- Work required -
Turn the data below into a numbered list, starting at the very first line and ending at the line that contains "clause-1-3-text-c: приложению №". Include both of those lines and leave out any blank lines.

>> BEGIN Stored rows

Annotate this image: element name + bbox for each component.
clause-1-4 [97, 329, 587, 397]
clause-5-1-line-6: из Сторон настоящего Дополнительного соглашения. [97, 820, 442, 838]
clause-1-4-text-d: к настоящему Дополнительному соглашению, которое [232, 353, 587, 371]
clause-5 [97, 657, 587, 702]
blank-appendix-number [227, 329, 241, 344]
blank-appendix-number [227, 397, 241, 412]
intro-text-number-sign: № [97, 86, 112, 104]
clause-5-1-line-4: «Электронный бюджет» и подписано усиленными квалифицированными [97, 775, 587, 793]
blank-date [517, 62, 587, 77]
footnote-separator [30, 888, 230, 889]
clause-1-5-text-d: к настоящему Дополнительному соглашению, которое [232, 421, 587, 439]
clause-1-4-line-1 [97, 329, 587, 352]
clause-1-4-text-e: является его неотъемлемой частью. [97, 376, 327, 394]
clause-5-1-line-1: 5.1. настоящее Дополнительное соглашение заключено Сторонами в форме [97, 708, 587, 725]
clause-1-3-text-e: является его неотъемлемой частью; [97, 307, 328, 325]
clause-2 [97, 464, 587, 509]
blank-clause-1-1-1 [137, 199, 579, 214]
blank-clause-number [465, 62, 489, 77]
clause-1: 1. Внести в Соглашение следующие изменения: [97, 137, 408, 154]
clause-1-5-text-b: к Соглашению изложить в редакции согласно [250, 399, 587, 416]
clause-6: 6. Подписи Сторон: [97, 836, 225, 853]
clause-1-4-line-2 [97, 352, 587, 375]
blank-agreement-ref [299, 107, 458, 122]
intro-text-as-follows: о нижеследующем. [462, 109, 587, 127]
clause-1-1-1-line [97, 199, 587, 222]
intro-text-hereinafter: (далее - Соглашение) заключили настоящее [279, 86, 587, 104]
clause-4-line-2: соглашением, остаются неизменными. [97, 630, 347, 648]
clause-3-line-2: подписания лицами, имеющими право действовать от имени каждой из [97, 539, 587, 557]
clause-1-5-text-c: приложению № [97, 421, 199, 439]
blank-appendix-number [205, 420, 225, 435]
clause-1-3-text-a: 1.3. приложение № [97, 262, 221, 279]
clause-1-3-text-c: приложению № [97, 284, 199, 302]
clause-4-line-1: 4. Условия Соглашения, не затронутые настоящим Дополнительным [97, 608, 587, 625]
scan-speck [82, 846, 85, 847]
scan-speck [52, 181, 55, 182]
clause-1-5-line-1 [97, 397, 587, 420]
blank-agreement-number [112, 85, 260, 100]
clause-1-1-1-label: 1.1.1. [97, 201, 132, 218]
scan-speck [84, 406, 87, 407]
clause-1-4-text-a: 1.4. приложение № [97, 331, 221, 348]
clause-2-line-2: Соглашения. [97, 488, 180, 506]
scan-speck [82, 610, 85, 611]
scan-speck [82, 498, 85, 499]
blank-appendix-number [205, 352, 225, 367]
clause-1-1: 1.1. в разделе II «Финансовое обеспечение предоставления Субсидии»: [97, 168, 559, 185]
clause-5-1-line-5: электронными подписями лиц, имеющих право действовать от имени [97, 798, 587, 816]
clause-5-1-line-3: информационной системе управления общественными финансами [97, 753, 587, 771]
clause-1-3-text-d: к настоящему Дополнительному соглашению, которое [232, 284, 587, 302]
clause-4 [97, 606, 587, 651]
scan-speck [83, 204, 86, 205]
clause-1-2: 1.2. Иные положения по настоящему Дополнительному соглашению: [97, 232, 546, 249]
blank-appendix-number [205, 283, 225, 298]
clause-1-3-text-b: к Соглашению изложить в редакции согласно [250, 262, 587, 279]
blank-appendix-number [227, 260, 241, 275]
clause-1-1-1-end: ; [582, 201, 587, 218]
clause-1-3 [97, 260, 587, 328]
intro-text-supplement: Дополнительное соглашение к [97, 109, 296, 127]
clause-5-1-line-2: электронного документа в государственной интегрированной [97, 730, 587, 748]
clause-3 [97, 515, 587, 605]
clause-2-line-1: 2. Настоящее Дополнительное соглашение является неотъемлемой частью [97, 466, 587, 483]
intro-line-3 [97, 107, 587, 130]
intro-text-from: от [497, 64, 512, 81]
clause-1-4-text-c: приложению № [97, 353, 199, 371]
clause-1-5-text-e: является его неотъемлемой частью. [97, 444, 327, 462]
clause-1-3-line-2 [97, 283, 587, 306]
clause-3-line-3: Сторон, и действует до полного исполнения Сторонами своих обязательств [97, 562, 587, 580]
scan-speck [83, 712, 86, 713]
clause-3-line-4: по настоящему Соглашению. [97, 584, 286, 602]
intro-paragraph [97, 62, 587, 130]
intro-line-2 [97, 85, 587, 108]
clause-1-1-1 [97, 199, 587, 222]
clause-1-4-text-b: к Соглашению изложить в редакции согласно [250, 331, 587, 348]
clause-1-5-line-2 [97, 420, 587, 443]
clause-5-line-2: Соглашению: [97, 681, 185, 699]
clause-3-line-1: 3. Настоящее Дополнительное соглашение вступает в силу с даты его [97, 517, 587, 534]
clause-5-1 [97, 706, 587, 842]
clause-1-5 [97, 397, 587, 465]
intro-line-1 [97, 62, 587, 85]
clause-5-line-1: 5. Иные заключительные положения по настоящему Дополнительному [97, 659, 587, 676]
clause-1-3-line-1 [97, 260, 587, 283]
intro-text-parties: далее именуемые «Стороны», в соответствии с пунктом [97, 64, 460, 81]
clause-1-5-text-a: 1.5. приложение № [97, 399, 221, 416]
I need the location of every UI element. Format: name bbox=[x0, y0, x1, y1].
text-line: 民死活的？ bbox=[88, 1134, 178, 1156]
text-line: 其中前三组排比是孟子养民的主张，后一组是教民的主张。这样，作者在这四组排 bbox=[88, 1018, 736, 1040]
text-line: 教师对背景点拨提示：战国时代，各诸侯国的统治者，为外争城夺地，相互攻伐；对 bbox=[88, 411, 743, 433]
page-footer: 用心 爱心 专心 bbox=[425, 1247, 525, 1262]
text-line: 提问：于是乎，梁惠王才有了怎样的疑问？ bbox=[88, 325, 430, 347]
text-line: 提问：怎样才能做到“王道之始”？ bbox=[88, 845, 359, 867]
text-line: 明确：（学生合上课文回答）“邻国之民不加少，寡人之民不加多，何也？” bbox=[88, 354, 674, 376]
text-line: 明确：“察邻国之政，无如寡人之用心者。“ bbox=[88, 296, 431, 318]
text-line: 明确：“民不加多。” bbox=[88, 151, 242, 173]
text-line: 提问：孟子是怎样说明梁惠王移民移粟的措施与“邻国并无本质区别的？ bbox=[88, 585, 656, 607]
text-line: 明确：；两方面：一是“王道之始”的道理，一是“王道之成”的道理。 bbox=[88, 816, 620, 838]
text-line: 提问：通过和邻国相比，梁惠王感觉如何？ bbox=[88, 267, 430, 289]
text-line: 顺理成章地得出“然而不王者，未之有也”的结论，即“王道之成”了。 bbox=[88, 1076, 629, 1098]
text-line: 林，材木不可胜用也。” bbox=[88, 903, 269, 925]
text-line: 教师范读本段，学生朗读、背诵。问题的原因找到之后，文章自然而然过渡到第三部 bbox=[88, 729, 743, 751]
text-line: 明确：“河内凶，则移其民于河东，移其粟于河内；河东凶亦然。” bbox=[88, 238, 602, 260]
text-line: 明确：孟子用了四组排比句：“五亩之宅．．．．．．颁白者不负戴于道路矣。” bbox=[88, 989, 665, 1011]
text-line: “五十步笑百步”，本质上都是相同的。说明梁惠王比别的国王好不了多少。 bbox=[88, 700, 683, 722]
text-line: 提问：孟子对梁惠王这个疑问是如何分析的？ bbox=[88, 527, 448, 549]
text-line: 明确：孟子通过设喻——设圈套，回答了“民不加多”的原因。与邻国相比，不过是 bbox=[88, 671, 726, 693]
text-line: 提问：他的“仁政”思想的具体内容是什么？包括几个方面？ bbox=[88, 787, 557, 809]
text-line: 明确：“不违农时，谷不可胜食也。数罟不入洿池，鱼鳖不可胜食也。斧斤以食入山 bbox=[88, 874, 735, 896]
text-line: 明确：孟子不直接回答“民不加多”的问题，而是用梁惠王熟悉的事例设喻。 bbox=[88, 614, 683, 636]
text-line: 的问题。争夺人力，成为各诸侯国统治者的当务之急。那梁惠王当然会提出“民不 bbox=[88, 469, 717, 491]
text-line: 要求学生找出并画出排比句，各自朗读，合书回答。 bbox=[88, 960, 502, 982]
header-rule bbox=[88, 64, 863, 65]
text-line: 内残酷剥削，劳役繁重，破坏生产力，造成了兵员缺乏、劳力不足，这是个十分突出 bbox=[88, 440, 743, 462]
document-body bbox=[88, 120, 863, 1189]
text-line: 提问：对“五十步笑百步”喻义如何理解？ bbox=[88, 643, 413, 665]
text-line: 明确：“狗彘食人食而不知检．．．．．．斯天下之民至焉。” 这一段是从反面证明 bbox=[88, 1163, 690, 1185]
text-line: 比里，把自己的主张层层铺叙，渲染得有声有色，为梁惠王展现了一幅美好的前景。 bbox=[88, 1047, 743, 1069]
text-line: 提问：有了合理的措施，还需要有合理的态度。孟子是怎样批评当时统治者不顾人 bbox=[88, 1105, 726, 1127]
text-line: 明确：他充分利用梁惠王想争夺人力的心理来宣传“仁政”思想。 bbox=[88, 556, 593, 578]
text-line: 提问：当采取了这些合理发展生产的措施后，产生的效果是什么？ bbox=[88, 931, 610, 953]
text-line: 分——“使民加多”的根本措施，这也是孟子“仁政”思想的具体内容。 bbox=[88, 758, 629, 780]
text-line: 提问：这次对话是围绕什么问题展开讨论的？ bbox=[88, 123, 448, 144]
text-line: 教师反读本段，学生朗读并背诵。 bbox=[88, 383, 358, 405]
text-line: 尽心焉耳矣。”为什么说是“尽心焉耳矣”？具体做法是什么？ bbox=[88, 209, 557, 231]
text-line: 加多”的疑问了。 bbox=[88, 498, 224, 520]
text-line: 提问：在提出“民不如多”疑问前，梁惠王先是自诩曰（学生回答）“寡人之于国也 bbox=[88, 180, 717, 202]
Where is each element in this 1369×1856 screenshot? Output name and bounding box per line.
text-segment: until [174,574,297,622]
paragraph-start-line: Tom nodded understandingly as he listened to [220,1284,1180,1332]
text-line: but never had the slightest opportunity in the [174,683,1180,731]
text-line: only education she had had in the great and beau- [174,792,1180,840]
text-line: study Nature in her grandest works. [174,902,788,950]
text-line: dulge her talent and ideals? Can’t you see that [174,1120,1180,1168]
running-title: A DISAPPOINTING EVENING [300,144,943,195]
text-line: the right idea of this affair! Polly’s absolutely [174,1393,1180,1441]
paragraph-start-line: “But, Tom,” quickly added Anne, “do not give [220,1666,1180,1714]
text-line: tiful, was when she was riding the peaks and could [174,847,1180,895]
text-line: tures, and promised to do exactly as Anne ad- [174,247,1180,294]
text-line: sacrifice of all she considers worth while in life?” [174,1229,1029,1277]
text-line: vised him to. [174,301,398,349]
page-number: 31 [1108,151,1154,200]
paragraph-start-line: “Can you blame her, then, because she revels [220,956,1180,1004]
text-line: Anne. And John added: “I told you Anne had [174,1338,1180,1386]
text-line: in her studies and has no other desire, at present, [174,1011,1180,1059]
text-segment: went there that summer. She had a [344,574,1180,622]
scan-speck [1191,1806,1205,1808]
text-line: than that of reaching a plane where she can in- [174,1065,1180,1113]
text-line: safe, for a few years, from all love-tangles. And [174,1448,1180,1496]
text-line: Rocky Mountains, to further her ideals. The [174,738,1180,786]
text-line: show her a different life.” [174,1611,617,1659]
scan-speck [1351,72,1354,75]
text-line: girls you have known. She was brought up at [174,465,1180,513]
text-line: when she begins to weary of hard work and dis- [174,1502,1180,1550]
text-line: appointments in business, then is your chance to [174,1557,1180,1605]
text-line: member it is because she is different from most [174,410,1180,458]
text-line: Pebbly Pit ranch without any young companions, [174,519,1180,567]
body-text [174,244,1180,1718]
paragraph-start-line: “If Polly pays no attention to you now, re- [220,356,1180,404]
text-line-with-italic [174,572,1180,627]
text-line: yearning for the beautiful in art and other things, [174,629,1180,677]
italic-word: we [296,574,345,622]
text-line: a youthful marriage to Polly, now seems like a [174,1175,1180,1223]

>> END Stored rows

- Solution below -
1. Annotate this image: element name + bbox for each component.
2. clause-1-4 [97, 329, 587, 397]
3. clause-5-1-line-6: из Сторон настоящего Дополнительного соглашения. [97, 820, 442, 838]
4. clause-1-4-text-d: к настоящему Дополнительному соглашению, которое [232, 353, 587, 371]
5. clause-5 [97, 657, 587, 702]
6. blank-appendix-number [227, 329, 241, 344]
7. blank-appendix-number [227, 397, 241, 412]
8. intro-text-number-sign: № [97, 86, 112, 104]
9. clause-5-1-line-4: «Электронный бюджет» и подписано усиленными квалифицированными [97, 775, 587, 793]
10. blank-date [517, 62, 587, 77]
11. footnote-separator [30, 888, 230, 889]
12. clause-1-5-text-d: к настоящему Дополнительному соглашению, которое [232, 421, 587, 439]
13. clause-1-4-line-1 [97, 329, 587, 352]
14. clause-1-4-text-e: является его неотъемлемой частью. [97, 376, 327, 394]
15. clause-5-1-line-1: 5.1. настоящее Дополнительное соглашение заключено Сторонами в форме [97, 708, 587, 725]
16. clause-1-3-text-e: является его неотъемлемой частью; [97, 307, 328, 325]
17. clause-2 [97, 464, 587, 509]
18. blank-clause-1-1-1 [137, 199, 579, 214]
19. blank-clause-number [465, 62, 489, 77]
20. clause-1: 1. Внести в Соглашение следующие изменения: [97, 137, 408, 154]
21. clause-1-5-text-b: к Соглашению изложить в редакции согласно [250, 399, 587, 416]
22. clause-6: 6. Подписи Сторон: [97, 836, 225, 853]
23. clause-1-4-line-2 [97, 352, 587, 375]
24. blank-agreement-ref [299, 107, 458, 122]
25. intro-text-as-follows: о нижеследующем. [462, 109, 587, 127]
26. clause-1-1-1-line [97, 199, 587, 222]
27. intro-text-hereinafter: (далее - Соглашение) заключили настоящее [279, 86, 587, 104]
28. clause-4-line-2: соглашением, остаются неизменными. [97, 630, 347, 648]
29. clause-3-line-2: подписания лицами, имеющими право действовать от имени каждой из [97, 539, 587, 557]
30. clause-1-5-text-c: приложению № [97, 421, 199, 439]
31. blank-appendix-number [205, 420, 225, 435]
32. clause-1-3-text-a: 1.3. приложение № [97, 262, 221, 279]
33. clause-1-3-text-c: приложению № [97, 284, 199, 302]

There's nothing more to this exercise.